Given request = Take from the listing each line that has the string "bottom".

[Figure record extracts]
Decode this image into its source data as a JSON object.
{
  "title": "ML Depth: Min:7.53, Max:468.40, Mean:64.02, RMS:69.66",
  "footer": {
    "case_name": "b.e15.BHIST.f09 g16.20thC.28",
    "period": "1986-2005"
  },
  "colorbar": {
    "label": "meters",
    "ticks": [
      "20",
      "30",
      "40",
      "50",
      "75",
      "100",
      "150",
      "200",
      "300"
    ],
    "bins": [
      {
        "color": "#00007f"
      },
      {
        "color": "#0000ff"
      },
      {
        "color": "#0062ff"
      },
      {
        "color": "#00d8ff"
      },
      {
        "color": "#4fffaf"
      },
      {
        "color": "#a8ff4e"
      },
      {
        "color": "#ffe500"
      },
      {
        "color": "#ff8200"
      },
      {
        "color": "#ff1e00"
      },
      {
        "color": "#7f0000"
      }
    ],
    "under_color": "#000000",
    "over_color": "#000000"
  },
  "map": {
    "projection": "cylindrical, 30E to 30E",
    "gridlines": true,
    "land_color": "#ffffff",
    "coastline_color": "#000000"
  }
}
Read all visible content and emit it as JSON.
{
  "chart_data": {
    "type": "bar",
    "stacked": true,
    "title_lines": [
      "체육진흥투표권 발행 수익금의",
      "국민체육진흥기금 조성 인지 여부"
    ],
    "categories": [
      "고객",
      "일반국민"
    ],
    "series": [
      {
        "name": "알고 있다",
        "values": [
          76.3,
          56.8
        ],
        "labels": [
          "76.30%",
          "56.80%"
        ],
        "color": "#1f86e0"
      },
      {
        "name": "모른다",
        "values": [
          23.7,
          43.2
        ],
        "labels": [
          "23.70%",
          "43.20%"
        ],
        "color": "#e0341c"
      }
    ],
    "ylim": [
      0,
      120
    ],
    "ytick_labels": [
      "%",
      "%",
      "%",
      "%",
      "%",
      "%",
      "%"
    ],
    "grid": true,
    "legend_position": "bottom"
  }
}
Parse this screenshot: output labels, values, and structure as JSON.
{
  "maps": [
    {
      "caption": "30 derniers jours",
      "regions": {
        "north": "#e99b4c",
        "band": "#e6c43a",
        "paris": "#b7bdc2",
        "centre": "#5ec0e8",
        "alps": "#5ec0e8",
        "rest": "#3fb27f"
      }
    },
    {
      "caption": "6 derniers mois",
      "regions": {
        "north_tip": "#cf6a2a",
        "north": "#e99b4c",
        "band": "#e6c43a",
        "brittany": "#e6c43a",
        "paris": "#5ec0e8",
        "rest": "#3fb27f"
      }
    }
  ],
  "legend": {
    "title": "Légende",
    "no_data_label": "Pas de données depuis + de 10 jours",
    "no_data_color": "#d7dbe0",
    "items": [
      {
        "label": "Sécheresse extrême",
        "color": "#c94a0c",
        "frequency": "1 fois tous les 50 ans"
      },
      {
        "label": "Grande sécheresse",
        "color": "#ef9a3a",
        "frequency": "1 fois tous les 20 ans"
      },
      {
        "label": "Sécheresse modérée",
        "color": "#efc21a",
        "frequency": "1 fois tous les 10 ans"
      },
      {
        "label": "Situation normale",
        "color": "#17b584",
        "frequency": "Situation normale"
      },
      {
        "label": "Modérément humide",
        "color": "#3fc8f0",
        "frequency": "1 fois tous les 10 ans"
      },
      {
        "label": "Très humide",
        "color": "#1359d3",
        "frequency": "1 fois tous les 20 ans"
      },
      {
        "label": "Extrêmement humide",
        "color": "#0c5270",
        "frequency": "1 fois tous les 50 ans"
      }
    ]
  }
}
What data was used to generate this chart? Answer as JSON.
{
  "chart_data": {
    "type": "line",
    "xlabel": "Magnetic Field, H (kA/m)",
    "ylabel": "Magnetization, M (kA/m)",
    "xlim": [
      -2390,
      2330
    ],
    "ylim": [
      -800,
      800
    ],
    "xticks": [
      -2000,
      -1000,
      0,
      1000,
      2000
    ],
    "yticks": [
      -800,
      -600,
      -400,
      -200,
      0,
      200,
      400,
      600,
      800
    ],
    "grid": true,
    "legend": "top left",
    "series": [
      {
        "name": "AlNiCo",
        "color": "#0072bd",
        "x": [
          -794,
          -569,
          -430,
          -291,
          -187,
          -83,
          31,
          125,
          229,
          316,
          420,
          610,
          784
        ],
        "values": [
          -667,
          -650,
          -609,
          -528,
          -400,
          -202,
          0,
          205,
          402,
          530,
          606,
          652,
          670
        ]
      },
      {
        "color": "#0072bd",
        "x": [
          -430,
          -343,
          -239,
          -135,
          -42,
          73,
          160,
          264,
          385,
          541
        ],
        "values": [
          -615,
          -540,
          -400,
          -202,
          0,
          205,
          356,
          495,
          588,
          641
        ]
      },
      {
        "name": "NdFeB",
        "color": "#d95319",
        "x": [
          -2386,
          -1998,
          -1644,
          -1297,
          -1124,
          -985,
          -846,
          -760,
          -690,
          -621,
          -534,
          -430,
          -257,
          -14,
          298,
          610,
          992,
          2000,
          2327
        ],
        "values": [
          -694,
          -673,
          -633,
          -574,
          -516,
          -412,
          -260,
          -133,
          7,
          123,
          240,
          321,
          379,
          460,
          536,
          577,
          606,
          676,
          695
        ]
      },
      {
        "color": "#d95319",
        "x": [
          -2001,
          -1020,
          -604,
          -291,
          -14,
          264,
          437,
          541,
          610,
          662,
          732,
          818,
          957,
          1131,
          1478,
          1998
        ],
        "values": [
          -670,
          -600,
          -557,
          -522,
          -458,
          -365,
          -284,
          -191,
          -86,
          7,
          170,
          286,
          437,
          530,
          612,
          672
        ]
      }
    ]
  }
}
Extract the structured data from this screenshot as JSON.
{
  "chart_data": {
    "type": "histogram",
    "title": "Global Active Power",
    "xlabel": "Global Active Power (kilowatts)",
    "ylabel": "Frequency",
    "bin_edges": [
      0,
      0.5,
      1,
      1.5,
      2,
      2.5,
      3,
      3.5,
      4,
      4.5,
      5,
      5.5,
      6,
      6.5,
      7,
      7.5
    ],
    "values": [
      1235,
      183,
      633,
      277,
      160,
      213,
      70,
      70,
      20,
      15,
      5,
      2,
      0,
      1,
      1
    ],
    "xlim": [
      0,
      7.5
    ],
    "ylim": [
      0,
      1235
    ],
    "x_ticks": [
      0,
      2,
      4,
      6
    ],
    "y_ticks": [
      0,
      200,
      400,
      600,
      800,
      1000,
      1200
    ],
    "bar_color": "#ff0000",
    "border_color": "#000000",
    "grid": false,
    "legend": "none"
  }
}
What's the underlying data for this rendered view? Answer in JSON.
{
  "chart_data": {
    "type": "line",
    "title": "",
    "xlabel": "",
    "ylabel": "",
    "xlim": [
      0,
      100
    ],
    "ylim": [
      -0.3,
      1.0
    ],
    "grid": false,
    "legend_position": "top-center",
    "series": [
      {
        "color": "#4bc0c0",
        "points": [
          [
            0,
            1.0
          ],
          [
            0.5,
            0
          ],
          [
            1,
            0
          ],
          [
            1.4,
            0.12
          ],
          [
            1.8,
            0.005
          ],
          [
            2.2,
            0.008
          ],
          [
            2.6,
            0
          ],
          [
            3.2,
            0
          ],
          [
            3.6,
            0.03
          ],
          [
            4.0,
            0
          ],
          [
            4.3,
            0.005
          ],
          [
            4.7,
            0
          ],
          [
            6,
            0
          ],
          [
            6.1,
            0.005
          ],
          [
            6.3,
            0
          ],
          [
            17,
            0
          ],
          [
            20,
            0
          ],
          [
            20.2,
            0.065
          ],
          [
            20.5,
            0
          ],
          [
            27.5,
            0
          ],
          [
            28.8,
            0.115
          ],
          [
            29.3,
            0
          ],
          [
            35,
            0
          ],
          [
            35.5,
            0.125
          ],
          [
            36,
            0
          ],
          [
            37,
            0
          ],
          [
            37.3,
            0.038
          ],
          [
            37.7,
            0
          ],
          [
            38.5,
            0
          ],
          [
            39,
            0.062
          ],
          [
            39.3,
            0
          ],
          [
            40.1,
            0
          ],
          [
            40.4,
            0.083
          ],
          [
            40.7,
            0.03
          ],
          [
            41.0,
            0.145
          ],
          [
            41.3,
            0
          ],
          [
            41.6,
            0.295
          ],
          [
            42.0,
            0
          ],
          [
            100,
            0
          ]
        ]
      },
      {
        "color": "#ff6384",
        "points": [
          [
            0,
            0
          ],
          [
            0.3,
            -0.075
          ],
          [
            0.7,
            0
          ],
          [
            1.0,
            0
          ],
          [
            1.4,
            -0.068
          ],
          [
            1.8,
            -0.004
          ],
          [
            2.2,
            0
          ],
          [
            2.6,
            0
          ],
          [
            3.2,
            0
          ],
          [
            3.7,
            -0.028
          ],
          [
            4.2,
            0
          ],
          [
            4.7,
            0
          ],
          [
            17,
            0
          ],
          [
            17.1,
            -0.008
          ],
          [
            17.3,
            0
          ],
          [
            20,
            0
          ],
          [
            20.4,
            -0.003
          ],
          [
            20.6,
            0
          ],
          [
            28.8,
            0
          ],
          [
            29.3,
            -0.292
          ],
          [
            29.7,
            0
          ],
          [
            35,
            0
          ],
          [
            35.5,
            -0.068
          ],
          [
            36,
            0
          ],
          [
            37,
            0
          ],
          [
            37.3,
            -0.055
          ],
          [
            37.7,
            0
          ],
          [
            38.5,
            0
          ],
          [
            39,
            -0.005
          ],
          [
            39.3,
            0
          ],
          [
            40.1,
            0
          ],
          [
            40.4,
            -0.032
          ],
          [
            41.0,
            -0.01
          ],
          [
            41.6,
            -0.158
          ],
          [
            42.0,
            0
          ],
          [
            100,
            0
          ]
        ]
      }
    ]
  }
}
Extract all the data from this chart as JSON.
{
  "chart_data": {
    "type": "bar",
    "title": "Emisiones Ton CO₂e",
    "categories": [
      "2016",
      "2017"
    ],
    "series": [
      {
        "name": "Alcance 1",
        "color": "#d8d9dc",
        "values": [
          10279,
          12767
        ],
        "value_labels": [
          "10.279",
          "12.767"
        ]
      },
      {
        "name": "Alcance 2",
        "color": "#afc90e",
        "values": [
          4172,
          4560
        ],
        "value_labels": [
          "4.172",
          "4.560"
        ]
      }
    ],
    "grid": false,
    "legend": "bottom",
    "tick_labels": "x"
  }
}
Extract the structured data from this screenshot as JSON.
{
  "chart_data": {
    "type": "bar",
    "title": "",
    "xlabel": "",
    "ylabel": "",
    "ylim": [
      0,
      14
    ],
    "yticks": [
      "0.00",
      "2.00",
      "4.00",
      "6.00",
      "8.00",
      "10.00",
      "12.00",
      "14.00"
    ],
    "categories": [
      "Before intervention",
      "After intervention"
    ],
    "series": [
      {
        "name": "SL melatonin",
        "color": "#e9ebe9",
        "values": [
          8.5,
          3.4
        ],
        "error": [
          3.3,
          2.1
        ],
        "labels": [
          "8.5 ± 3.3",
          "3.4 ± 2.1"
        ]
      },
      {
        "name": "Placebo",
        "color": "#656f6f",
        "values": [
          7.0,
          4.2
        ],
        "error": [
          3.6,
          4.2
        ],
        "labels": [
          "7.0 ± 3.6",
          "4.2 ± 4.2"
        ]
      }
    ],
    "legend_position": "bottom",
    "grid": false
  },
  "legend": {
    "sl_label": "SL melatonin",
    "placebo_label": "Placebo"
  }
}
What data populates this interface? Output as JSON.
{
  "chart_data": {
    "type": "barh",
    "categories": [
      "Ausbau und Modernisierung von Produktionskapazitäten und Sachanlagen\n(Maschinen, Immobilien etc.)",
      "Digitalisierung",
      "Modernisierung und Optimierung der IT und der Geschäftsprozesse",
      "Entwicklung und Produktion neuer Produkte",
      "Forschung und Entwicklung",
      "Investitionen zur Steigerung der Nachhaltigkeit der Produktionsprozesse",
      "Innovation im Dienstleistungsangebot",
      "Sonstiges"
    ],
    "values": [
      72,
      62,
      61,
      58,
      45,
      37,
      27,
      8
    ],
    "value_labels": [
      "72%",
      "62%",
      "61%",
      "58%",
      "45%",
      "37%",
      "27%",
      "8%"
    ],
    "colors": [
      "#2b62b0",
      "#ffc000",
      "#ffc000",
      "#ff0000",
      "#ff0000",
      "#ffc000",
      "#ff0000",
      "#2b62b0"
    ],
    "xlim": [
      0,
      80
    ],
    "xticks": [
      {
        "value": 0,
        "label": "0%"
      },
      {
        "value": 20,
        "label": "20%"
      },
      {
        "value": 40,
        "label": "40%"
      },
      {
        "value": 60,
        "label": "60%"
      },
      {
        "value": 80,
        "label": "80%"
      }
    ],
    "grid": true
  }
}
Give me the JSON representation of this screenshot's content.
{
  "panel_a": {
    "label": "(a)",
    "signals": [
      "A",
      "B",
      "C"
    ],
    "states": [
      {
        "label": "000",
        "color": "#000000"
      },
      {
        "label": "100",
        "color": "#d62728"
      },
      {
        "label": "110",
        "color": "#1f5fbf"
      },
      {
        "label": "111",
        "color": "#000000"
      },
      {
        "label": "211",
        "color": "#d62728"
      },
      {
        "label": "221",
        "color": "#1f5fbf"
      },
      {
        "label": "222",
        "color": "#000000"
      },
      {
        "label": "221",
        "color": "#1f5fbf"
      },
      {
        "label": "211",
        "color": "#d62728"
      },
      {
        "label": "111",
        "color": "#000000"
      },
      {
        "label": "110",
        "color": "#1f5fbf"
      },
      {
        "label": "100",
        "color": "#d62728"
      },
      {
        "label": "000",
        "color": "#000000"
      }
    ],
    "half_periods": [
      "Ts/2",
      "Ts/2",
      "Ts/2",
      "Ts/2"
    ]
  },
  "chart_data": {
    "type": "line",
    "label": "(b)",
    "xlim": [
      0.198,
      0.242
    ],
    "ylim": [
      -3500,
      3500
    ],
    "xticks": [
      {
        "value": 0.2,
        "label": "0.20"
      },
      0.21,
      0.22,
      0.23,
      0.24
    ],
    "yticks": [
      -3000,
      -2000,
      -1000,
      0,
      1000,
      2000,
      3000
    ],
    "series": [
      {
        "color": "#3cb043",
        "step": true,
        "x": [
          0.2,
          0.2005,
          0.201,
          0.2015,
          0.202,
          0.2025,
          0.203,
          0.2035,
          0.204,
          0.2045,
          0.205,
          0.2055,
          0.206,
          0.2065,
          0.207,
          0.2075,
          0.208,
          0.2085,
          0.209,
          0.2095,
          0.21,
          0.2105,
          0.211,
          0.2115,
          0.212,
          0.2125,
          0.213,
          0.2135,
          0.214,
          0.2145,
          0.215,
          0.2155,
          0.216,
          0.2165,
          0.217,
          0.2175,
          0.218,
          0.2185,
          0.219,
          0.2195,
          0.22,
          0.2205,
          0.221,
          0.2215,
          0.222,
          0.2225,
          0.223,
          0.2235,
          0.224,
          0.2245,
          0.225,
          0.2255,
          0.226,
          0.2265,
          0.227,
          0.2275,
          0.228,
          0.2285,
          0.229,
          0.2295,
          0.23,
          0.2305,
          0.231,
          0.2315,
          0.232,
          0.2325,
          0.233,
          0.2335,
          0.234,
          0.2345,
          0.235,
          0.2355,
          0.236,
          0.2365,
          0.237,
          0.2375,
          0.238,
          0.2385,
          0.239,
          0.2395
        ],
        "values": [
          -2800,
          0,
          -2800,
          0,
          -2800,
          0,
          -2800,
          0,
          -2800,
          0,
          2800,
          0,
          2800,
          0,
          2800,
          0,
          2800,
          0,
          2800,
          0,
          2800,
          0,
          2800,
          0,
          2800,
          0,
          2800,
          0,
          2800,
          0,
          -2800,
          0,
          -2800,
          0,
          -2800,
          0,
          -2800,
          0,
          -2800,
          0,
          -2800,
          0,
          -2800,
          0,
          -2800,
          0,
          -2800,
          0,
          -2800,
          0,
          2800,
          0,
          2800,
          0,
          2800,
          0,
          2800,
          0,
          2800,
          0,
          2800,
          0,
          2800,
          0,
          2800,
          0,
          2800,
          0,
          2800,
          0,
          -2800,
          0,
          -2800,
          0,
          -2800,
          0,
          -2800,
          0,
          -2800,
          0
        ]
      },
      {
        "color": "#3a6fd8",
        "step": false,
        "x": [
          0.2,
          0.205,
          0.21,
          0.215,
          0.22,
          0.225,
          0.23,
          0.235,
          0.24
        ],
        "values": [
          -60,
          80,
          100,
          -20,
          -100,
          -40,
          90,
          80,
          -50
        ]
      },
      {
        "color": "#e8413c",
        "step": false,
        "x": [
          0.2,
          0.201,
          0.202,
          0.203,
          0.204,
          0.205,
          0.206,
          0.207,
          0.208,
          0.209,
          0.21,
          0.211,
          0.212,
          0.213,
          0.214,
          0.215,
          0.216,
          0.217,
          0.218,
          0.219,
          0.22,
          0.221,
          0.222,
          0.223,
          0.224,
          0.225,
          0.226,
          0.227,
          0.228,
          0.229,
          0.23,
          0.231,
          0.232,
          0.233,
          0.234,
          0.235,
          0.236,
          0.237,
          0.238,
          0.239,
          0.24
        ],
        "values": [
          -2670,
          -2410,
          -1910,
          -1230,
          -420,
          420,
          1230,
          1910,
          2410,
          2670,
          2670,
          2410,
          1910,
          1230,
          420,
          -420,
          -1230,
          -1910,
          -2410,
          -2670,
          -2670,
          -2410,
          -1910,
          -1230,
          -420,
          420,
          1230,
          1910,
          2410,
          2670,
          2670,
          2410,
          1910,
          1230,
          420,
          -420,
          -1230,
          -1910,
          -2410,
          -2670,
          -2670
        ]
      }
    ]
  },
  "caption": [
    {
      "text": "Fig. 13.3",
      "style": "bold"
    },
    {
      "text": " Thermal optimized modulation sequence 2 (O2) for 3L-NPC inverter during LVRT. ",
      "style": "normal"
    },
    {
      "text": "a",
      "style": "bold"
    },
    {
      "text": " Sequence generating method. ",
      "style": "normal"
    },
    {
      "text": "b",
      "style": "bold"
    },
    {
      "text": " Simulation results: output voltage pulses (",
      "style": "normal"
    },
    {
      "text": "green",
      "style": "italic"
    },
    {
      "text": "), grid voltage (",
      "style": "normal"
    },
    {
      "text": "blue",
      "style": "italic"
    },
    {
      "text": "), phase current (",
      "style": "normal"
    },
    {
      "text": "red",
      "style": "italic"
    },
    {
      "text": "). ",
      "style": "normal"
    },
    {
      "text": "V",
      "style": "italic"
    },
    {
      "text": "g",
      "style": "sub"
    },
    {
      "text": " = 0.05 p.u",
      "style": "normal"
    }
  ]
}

Final result =
    "legend_position": "bottom"
    "legend": "bottom",
    "legend_position": "bottom",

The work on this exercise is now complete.